What is asked :: Leave out any pictures and transcribe all other data below exactly.

>> START Given records

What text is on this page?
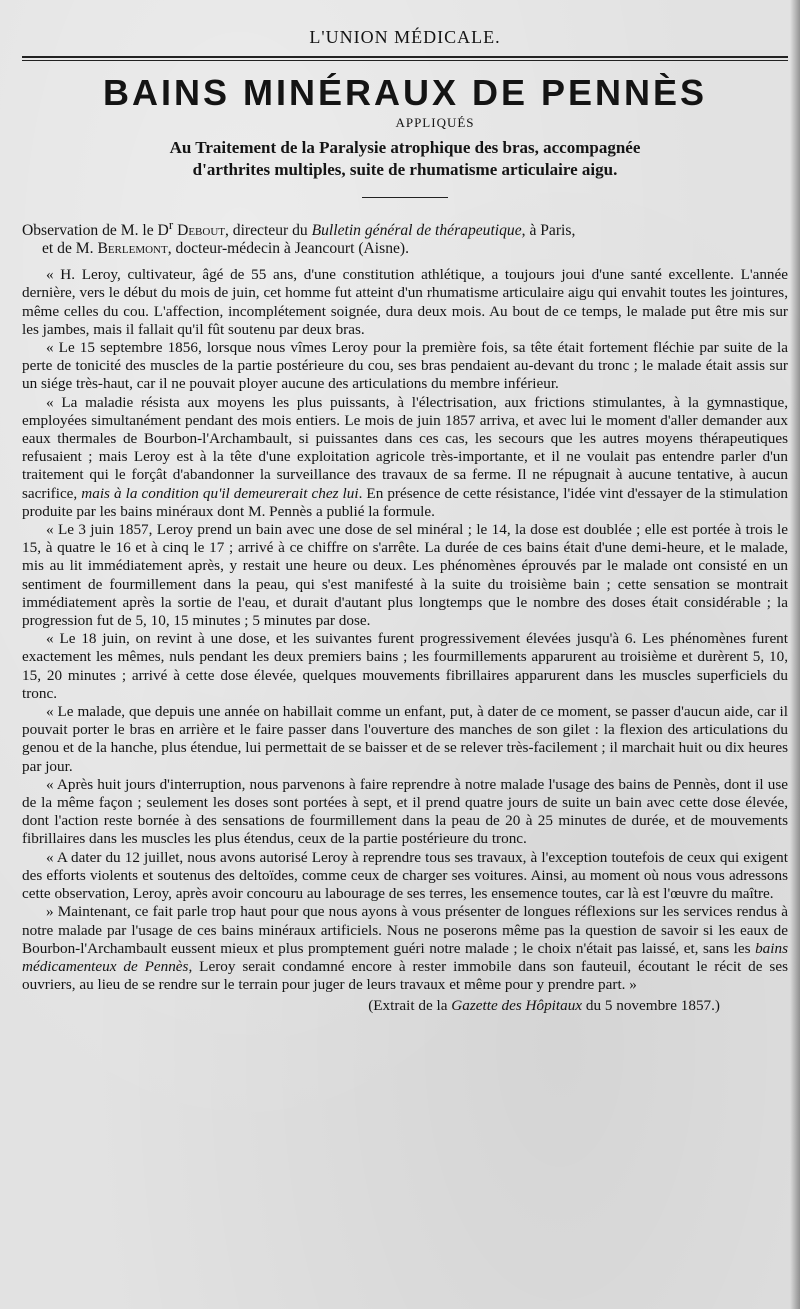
L'UNION MÉDICALE.
BAINS MINÉRAUX DE PENNÈS
APPLIQUÉS
Au Traitement de la Paralysie atrophique des bras, accompagnée
d'arthrites multiples, suite de rhumatisme articulaire aigu.
Observation de M. le $D^r$ Debout, directeur du Bulletin général de thérapeutique, à Paris,
et de M. Berlemont, docteur-médecin à Jeancourt (Aisne).

« H. Leroy, cultivateur, âgé de 55 ans, d'une constitution athlétique, a toujours joui d'une santé excellente. L'année dernière, vers le début du mois de juin, cet homme fut atteint d'un rhumatisme articulaire aigu qui envahit toutes les jointures, même celles du cou. L'affection, incomplétement soignée, dura deux mois. Au bout de ce temps, le malade put être mis sur les jambes, mais il fallait qu'il fût soutenu par deux bras.

« Le 15 septembre 1856, lorsque nous vîmes Leroy pour la première fois, sa tête était fortement fléchie par suite de la perte de tonicité des muscles de la partie postérieure du cou, ses bras pendaient au-devant du tronc ; le malade était assis sur un siége très-haut, car il ne pouvait ployer aucune des articulations du membre inférieur.

« La maladie résista aux moyens les plus puissants, à l'électrisation, aux frictions stimulantes, à la gymnastique, employées simultanément pendant des mois entiers. Le mois de juin 1857 arriva, et avec lui le moment d'aller demander aux eaux thermales de Bourbon-l'Archambault, si puissantes dans ces cas, les secours que les autres moyens thérapeutiques refusaient ; mais Leroy est à la tête d'une exploitation agricole très-importante, et il ne voulait pas entendre parler d'un traitement qui le forçât d'abandonner la surveillance des travaux de sa ferme. Il ne répugnait à aucune tentative, à aucun sacrifice, mais à la condition qu'il demeurerait chez lui. En présence de cette résistance, l'idée vint d'essayer de la stimulation produite par les bains minéraux dont M. Pennès a publié la formule.

« Le 3 juin 1857, Leroy prend un bain avec une dose de sel minéral ; le 14, la dose est doublée ; elle est portée à trois le 15, à quatre le 16 et à cinq le 17 ; arrivé à ce chiffre on s'arrête. La durée de ces bains était d'une demi-heure, et le malade, mis au lit immédiatement après, y restait une heure ou deux. Les phénomènes éprouvés par le malade ont consisté en un sentiment de fourmillement dans la peau, qui s'est manifesté à la suite du troisième bain ; cette sensation se montrait immédiatement après la sortie de l'eau, et durait d'autant plus longtemps que le nombre des doses était considérable ; la progression fut de 5, 10, 15 minutes ; 5 minutes par dose.

« Le 18 juin, on revint à une dose, et les suivantes furent progressivement élevées jusqu'à 6. Les phénomènes furent exactement les mêmes, nuls pendant les deux premiers bains ; les fourmillements apparurent au troisième et durèrent 5, 10, 15, 20 minutes ; arrivé à cette dose élevée, quelques mouvements fibrillaires apparurent dans les muscles superficiels du tronc.

« Le malade, que depuis une année on habillait comme un enfant, put, à dater de ce moment, se passer d'aucun aide, car il pouvait porter le bras en arrière et le faire passer dans l'ouverture des manches de son gilet : la flexion des articulations du genou et de la hanche, plus étendue, lui permettait de se baisser et de se relever très-facilement ; il marchait huit ou dix heures par jour.

« Après huit jours d'interruption, nous parvenons à faire reprendre à notre malade l'usage des bains de Pennès, dont il use de la même façon ; seulement les doses sont portées à sept, et il prend quatre jours de suite un bain avec cette dose élevée, dont l'action reste bornée à des sensations de fourmillement dans la peau de 20 à 25 minutes de durée, et de mouvements fibrillaires dans les muscles les plus étendus, ceux de la partie postérieure du tronc.

« A dater du 12 juillet, nous avons autorisé Leroy à reprendre tous ses travaux, à l'exception toutefois de ceux qui exigent des efforts violents et soutenus des deltoïdes, comme ceux de charger ses voitures. Ainsi, au moment où nous vous adressons cette observation, Leroy, après avoir concouru au labourage de ses terres, les ensemence toutes, car là est l'œuvre du maître.

» Maintenant, ce fait parle trop haut pour que nous ayons à vous présenter de longues réflexions sur les services rendus à notre malade par l'usage de ces bains minéraux artificiels. Nous ne poserons même pas la question de savoir si les eaux de Bourbon-l'Archambault eussent mieux et plus promptement guéri notre malade ; le choix n'était pas laissé, et, sans les bains médicamenteux de Pennès, Leroy serait condamné encore à rester immobile dans son fauteuil, écoutant le récit de ses ouvriers, au lieu de se rendre sur le terrain pour juger de leurs travaux et même pour y prendre part. »

(Extrait de la Gazette des Hôpitaux du 5 novembre 1857.)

>> END Given records

Right answer ::
What text is on this page?
L'UNION MÉDICALE.
BAINS MINÉRAUX DE PENNÈS
APPLIQUÉS
Au Traitement de la Paralysie atrophique des bras, accompagnée
d'arthrites multiples, suite de rhumatisme articulaire aigu.
Observation de M. le $D^r$ Debout, directeur du Bulletin général de thérapeutique, à Paris,
et de M. Berlemont, docteur-médecin à Jeancourt (Aisne).

« H. Leroy, cultivateur, âgé de 55 ans, d'une constitution athlétique, a toujours joui d'une santé excellente. L'année dernière, vers le début du mois de juin, cet homme fut atteint d'un rhumatisme articulaire aigu qui envahit toutes les jointures, même celles du cou. L'affection, incomplétement soignée, dura deux mois. Au bout de ce temps, le malade put être mis sur les jambes, mais il fallait qu'il fût soutenu par deux bras.

« Le 15 septembre 1856, lorsque nous vîmes Leroy pour la première fois, sa tête était fortement fléchie par suite de la perte de tonicité des muscles de la partie postérieure du cou, ses bras pendaient au-devant du tronc ; le malade était assis sur un siége très-haut, car il ne pouvait ployer aucune des articulations du membre inférieur.

« La maladie résista aux moyens les plus puissants, à l'électrisation, aux frictions stimulantes, à la gymnastique, employées simultanément pendant des mois entiers. Le mois de juin 1857 arriva, et avec lui le moment d'aller demander aux eaux thermales de Bourbon-l'Archambault, si puissantes dans ces cas, les secours que les autres moyens thérapeutiques refusaient ; mais Leroy est à la tête d'une exploitation agricole très-importante, et il ne voulait pas entendre parler d'un traitement qui le forçât d'abandonner la surveillance des travaux de sa ferme. Il ne répugnait à aucune tentative, à aucun sacrifice, mais à la condition qu'il demeurerait chez lui. En présence de cette résistance, l'idée vint d'essayer de la stimulation produite par les bains minéraux dont M. Pennès a publié la formule.

« Le 3 juin 1857, Leroy prend un bain avec une dose de sel minéral ; le 14, la dose est doublée ; elle est portée à trois le 15, à quatre le 16 et à cinq le 17 ; arrivé à ce chiffre on s'arrête. La durée de ces bains était d'une demi-heure, et le malade, mis au lit immédiatement après, y restait une heure ou deux. Les phénomènes éprouvés par le malade ont consisté en un sentiment de fourmillement dans la peau, qui s'est manifesté à la suite du troisième bain ; cette sensation se montrait immédiatement après la sortie de l'eau, et durait d'autant plus longtemps que le nombre des doses était considérable ; la progression fut de 5, 10, 15 minutes ; 5 minutes par dose.

« Le 18 juin, on revint à une dose, et les suivantes furent progressivement élevées jusqu'à 6. Les phénomènes furent exactement les mêmes, nuls pendant les deux premiers bains ; les fourmillements apparurent au troisième et durèrent 5, 10, 15, 20 minutes ; arrivé à cette dose élevée, quelques mouvements fibrillaires apparurent dans les muscles superficiels du tronc.

« Le malade, que depuis une année on habillait comme un enfant, put, à dater de ce moment, se passer d'aucun aide, car il pouvait porter le bras en arrière et le faire passer dans l'ouverture des manches de son gilet : la flexion des articulations du genou et de la hanche, plus étendue, lui permettait de se baisser et de se relever très-facilement ; il marchait huit ou dix heures par jour.

« Après huit jours d'interruption, nous parvenons à faire reprendre à notre malade l'usage des bains de Pennès, dont il use de la même façon ; seulement les doses sont portées à sept, et il prend quatre jours de suite un bain avec cette dose élevée, dont l'action reste bornée à des sensations de fourmillement dans la peau de 20 à 25 minutes de durée, et de mouvements fibrillaires dans les muscles les plus étendus, ceux de la partie postérieure du tronc.

« A dater du 12 juillet, nous avons autorisé Leroy à reprendre tous ses travaux, à l'exception toutefois de ceux qui exigent des efforts violents et soutenus des deltoïdes, comme ceux de charger ses voitures. Ainsi, au moment où nous vous adressons cette observation, Leroy, après avoir concouru au labourage de ses terres, les ensemence toutes, car là est l'œuvre du maître.

» Maintenant, ce fait parle trop haut pour que nous ayons à vous présenter de longues réflexions sur les services rendus à notre malade par l'usage de ces bains minéraux artificiels. Nous ne poserons même pas la question de savoir si les eaux de Bourbon-l'Archambault eussent mieux et plus promptement guéri notre malade ; le choix n'était pas laissé, et, sans les bains médicamenteux de Pennès, Leroy serait condamné encore à rester immobile dans son fauteuil, écoutant le récit de ses ouvriers, au lieu de se rendre sur le terrain pour juger de leurs travaux et même pour y prendre part. »

(Extrait de la Gazette des Hôpitaux du 5 novembre 1857.)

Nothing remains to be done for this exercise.